# DATASET RECORDS

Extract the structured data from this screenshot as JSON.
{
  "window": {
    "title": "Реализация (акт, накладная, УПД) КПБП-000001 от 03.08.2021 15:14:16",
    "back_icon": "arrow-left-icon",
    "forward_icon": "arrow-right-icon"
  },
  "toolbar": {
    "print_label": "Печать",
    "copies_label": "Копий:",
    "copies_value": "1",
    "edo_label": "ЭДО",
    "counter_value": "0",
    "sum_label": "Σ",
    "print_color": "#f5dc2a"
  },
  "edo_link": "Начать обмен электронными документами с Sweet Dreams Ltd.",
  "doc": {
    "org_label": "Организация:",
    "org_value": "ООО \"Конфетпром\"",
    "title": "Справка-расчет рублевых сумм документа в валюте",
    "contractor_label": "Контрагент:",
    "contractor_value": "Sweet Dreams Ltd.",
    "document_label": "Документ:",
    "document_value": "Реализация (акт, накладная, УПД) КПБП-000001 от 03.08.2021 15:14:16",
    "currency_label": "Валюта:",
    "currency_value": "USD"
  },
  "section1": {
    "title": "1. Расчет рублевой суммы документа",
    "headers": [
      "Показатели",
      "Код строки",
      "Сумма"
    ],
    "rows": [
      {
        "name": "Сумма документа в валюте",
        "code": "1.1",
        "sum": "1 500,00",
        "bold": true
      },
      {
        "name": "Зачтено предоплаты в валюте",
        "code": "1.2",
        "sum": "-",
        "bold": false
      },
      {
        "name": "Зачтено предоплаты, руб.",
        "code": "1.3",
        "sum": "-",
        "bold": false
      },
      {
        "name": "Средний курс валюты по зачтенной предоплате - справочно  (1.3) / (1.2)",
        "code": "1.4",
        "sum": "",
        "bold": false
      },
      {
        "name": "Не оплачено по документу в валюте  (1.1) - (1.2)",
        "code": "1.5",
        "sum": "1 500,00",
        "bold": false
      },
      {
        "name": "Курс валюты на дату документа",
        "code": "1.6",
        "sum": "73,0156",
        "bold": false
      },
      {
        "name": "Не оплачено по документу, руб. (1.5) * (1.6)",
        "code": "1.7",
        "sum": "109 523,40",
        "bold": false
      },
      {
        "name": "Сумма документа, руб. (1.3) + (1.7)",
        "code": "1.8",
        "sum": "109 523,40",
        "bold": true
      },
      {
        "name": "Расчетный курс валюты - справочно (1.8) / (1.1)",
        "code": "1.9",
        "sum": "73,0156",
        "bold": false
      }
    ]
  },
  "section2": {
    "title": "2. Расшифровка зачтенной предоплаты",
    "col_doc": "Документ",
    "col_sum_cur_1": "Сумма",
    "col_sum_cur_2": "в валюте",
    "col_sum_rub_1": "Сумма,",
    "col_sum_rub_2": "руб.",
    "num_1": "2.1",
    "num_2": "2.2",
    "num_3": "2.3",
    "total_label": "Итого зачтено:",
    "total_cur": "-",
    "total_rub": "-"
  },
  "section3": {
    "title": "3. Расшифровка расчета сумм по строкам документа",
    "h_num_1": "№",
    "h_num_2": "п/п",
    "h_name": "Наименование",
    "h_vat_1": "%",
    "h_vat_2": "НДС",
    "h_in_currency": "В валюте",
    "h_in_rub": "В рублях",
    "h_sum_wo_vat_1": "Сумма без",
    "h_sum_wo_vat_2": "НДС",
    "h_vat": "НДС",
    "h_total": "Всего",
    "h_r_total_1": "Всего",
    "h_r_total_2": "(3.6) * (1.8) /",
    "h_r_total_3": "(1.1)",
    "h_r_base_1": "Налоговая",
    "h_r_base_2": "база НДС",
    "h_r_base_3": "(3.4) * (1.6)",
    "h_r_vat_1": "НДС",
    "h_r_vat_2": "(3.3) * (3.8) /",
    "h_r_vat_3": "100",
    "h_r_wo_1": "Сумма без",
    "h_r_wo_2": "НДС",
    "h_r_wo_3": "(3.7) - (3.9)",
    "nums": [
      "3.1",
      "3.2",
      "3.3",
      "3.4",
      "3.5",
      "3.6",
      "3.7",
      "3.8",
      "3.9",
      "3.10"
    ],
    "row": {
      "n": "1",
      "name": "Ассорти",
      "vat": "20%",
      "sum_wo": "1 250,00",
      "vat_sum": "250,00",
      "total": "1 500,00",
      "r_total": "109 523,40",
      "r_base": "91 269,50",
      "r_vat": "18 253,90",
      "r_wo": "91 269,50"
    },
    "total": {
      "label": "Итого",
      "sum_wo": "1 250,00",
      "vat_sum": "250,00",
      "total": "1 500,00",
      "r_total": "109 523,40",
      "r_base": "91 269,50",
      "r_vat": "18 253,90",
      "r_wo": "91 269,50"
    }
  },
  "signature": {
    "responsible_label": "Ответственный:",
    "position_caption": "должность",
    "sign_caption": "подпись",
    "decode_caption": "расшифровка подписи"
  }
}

# OBJECTIVE
Extract all lines that hold the word "валюты".

# ANSWER IN FULL
        "name": "Средний курс валюты по зачтенной предоплате - справочно  (1.3) / (1.2)",
        "name": "Курс валюты на дату документа",
        "name": "Расчетный курс валюты - справочно (1.8) / (1.1)",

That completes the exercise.